→ Work to do: Reproduce the records below in full and without edits, omitting images.

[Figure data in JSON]
## begin

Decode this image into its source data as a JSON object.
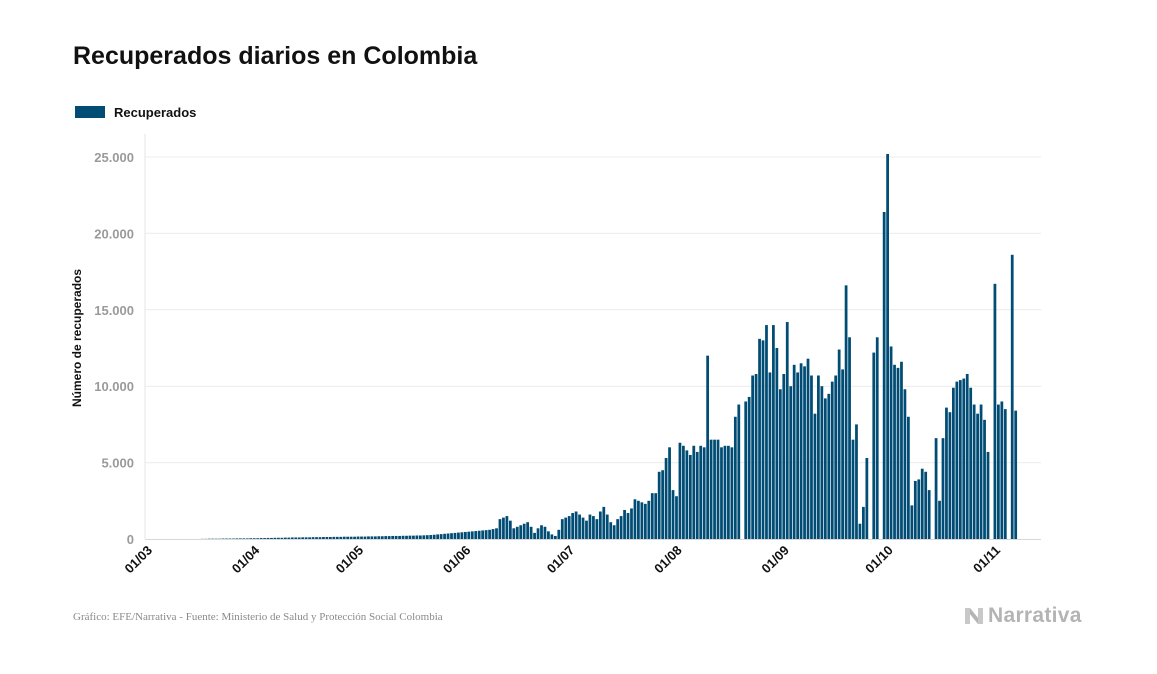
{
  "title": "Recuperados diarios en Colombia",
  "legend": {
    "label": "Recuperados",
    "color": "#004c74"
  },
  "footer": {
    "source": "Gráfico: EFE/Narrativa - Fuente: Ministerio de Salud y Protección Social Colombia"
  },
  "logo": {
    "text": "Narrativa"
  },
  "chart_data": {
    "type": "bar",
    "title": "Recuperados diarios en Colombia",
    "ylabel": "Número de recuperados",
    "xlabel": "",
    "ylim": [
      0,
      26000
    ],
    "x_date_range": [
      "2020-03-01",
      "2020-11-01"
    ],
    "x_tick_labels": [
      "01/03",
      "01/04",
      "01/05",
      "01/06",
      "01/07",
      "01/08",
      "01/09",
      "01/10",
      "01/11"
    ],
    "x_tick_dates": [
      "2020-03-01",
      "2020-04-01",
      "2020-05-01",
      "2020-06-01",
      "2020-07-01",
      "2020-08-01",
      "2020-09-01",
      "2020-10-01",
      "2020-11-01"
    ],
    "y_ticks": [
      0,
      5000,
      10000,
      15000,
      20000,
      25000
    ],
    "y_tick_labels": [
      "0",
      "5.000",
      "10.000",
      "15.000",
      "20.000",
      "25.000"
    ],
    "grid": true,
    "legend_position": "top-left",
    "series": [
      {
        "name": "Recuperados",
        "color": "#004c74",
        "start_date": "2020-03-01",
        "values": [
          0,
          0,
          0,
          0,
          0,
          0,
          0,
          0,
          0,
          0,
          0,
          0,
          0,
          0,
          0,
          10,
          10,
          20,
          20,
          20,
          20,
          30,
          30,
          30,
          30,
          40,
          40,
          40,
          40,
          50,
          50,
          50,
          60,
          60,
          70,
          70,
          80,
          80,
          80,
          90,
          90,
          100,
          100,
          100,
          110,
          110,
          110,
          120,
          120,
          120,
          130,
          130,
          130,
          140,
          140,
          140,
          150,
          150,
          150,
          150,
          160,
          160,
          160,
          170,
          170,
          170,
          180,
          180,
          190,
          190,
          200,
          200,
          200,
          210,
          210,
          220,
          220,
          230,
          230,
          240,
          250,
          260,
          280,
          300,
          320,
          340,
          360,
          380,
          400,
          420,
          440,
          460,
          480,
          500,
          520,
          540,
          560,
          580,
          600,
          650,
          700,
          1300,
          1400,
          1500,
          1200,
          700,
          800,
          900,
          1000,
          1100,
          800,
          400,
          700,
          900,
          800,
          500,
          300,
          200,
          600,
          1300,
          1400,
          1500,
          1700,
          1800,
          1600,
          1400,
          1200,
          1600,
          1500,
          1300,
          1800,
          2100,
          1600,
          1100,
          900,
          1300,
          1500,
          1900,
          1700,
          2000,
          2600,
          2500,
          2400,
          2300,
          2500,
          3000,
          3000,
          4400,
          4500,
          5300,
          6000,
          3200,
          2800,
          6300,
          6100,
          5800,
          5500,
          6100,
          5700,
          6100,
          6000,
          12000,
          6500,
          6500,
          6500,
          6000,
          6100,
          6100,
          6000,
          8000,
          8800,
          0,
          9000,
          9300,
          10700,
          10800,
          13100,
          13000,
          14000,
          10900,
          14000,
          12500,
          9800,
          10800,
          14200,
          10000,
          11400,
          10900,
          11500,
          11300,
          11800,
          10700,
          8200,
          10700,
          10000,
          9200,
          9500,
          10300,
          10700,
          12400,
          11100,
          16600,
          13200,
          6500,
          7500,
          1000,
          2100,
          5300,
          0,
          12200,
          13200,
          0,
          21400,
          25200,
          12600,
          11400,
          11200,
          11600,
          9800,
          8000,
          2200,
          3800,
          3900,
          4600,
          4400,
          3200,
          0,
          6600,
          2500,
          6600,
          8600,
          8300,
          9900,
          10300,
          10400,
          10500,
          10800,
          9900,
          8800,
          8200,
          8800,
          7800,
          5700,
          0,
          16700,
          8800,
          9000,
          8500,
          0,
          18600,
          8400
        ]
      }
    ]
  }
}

## end

→ The reply:
Decode this image into its source data as a JSON object.
{
  "title": "Recuperados diarios en Colombia",
  "legend": {
    "label": "Recuperados",
    "color": "#004c74"
  },
  "footer": {
    "source": "Gráfico: EFE/Narrativa - Fuente: Ministerio de Salud y Protección Social Colombia"
  },
  "logo": {
    "text": "Narrativa"
  },
  "chart_data": {
    "type": "bar",
    "title": "Recuperados diarios en Colombia",
    "ylabel": "Número de recuperados",
    "xlabel": "",
    "ylim": [
      0,
      26000
    ],
    "x_date_range": [
      "2020-03-01",
      "2020-11-01"
    ],
    "x_tick_labels": [
      "01/03",
      "01/04",
      "01/05",
      "01/06",
      "01/07",
      "01/08",
      "01/09",
      "01/10",
      "01/11"
    ],
    "x_tick_dates": [
      "2020-03-01",
      "2020-04-01",
      "2020-05-01",
      "2020-06-01",
      "2020-07-01",
      "2020-08-01",
      "2020-09-01",
      "2020-10-01",
      "2020-11-01"
    ],
    "y_ticks": [
      0,
      5000,
      10000,
      15000,
      20000,
      25000
    ],
    "y_tick_labels": [
      "0",
      "5.000",
      "10.000",
      "15.000",
      "20.000",
      "25.000"
    ],
    "grid": true,
    "legend_position": "top-left",
    "series": [
      {
        "name": "Recuperados",
        "color": "#004c74",
        "start_date": "2020-03-01",
        "values": [
          0,
          0,
          0,
          0,
          0,
          0,
          0,
          0,
          0,
          0,
          0,
          0,
          0,
          0,
          0,
          10,
          10,
          20,
          20,
          20,
          20,
          30,
          30,
          30,
          30,
          40,
          40,
          40,
          40,
          50,
          50,
          50,
          60,
          60,
          70,
          70,
          80,
          80,
          80,
          90,
          90,
          100,
          100,
          100,
          110,
          110,
          110,
          120,
          120,
          120,
          130,
          130,
          130,
          140,
          140,
          140,
          150,
          150,
          150,
          150,
          160,
          160,
          160,
          170,
          170,
          170,
          180,
          180,
          190,
          190,
          200,
          200,
          200,
          210,
          210,
          220,
          220,
          230,
          230,
          240,
          250,
          260,
          280,
          300,
          320,
          340,
          360,
          380,
          400,
          420,
          440,
          460,
          480,
          500,
          520,
          540,
          560,
          580,
          600,
          650,
          700,
          1300,
          1400,
          1500,
          1200,
          700,
          800,
          900,
          1000,
          1100,
          800,
          400,
          700,
          900,
          800,
          500,
          300,
          200,
          600,
          1300,
          1400,
          1500,
          1700,
          1800,
          1600,
          1400,
          1200,
          1600,
          1500,
          1300,
          1800,
          2100,
          1600,
          1100,
          900,
          1300,
          1500,
          1900,
          1700,
          2000,
          2600,
          2500,
          2400,
          2300,
          2500,
          3000,
          3000,
          4400,
          4500,
          5300,
          6000,
          3200,
          2800,
          6300,
          6100,
          5800,
          5500,
          6100,
          5700,
          6100,
          6000,
          12000,
          6500,
          6500,
          6500,
          6000,
          6100,
          6100,
          6000,
          8000,
          8800,
          0,
          9000,
          9300,
          10700,
          10800,
          13100,
          13000,
          14000,
          10900,
          14000,
          12500,
          9800,
          10800,
          14200,
          10000,
          11400,
          10900,
          11500,
          11300,
          11800,
          10700,
          8200,
          10700,
          10000,
          9200,
          9500,
          10300,
          10700,
          12400,
          11100,
          16600,
          13200,
          6500,
          7500,
          1000,
          2100,
          5300,
          0,
          12200,
          13200,
          0,
          21400,
          25200,
          12600,
          11400,
          11200,
          11600,
          9800,
          8000,
          2200,
          3800,
          3900,
          4600,
          4400,
          3200,
          0,
          6600,
          2500,
          6600,
          8600,
          8300,
          9900,
          10300,
          10400,
          10500,
          10800,
          9900,
          8800,
          8200,
          8800,
          7800,
          5700,
          0,
          16700,
          8800,
          9000,
          8500,
          0,
          18600,
          8400
        ]
      }
    ]
  }
}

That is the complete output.